- [Description of the task]:
Rewrite the items from the start through the line containing "graphite-smudge [47, 106, 167, 148]", replacing "emphasis-stroke" with "pencil-stroke" and leaving everything else unchanged.

- [Record list]:
::::

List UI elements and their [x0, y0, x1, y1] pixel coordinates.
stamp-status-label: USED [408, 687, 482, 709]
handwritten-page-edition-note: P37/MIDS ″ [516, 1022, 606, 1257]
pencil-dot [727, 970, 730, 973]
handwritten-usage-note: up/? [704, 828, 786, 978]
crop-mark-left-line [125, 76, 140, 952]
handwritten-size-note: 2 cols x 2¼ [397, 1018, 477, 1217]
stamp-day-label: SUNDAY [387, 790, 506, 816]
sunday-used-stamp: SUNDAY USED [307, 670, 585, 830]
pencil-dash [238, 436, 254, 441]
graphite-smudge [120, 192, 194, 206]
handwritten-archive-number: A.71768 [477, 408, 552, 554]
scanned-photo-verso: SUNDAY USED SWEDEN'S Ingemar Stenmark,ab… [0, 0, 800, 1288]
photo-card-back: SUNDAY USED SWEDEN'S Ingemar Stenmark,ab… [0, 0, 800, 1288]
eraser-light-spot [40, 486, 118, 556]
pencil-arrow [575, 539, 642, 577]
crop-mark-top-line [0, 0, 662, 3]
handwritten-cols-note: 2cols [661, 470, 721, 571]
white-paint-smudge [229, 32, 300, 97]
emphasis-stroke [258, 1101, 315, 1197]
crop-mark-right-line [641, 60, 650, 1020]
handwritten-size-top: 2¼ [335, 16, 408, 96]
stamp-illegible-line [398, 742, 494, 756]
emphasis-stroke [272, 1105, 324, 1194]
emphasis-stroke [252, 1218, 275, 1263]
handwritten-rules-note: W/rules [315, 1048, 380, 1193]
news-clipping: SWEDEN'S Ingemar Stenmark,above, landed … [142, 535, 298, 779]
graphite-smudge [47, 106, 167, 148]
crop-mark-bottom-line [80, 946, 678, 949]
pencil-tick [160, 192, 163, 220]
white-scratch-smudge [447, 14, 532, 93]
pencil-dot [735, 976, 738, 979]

::::

- [Right answer]:
List UI elements and their [x0, y0, x1, y1] pixel coordinates.
stamp-status-label: USED [408, 687, 482, 709]
handwritten-page-edition-note: P37/MIDS ″ [516, 1022, 606, 1257]
pencil-dot [727, 970, 730, 973]
handwritten-usage-note: up/? [704, 828, 786, 978]
crop-mark-left-line [125, 76, 140, 952]
handwritten-size-note: 2 cols x 2¼ [397, 1018, 477, 1217]
stamp-day-label: SUNDAY [387, 790, 506, 816]
sunday-used-stamp: SUNDAY USED [307, 670, 585, 830]
pencil-dash [238, 436, 254, 441]
graphite-smudge [120, 192, 194, 206]
handwritten-archive-number: A.71768 [477, 408, 552, 554]
scanned-photo-verso: SUNDAY USED SWEDEN'S Ingemar Stenmark,ab… [0, 0, 800, 1288]
photo-card-back: SUNDAY USED SWEDEN'S Ingemar Stenmark,ab… [0, 0, 800, 1288]
eraser-light-spot [40, 486, 118, 556]
pencil-arrow [575, 539, 642, 577]
crop-mark-top-line [0, 0, 662, 3]
handwritten-cols-note: 2cols [661, 470, 721, 571]
white-paint-smudge [229, 32, 300, 97]
pencil-stroke [258, 1101, 315, 1197]
crop-mark-right-line [641, 60, 650, 1020]
handwritten-size-top: 2¼ [335, 16, 408, 96]
stamp-illegible-line [398, 742, 494, 756]
pencil-stroke [272, 1105, 324, 1194]
pencil-stroke [252, 1218, 275, 1263]
handwritten-rules-note: W/rules [315, 1048, 380, 1193]
news-clipping: SWEDEN'S Ingemar Stenmark,above, landed … [142, 535, 298, 779]
graphite-smudge [47, 106, 167, 148]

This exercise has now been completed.